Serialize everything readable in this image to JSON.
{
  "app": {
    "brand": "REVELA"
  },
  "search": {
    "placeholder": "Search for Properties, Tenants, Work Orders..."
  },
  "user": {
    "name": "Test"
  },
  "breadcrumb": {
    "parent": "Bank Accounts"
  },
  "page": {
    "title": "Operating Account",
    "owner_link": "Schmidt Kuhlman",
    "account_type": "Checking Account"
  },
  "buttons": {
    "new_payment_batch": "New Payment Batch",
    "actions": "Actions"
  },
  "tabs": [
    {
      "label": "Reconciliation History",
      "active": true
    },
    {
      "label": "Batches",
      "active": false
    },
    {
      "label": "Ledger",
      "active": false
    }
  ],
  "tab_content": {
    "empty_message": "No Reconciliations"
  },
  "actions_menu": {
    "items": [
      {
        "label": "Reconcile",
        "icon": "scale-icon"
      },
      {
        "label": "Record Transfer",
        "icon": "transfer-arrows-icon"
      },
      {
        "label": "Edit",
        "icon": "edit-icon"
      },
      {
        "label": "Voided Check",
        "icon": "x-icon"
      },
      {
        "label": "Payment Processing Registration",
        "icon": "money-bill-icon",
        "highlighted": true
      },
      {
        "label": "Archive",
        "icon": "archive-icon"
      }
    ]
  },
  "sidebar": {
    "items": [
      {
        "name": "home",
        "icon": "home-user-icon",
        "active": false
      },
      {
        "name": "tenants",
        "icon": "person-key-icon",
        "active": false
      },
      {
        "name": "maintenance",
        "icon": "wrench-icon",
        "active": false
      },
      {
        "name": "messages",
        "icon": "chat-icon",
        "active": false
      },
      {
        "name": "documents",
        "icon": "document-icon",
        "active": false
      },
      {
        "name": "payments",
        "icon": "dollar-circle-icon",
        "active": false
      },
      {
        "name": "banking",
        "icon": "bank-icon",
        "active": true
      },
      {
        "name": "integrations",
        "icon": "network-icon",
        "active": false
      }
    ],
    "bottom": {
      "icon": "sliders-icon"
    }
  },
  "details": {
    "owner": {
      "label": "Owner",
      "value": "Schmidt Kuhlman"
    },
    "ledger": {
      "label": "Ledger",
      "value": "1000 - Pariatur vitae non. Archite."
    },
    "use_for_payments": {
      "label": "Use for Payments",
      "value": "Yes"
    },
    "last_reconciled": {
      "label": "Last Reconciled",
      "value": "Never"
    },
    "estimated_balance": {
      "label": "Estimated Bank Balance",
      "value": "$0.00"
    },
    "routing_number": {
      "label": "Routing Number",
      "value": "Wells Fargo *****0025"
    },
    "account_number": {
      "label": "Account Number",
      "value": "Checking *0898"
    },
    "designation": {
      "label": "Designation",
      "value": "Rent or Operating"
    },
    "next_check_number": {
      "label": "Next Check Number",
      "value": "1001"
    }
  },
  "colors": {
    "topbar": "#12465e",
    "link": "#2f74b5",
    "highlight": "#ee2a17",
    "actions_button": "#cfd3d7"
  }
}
- - - - - - -
» EXERCISE DETAILS
All lines above with "Checking" in them should be returned.

» RESULT OF THIS EXERCISE
    "account_type": "Checking Account"
      "value": "Checking *0898"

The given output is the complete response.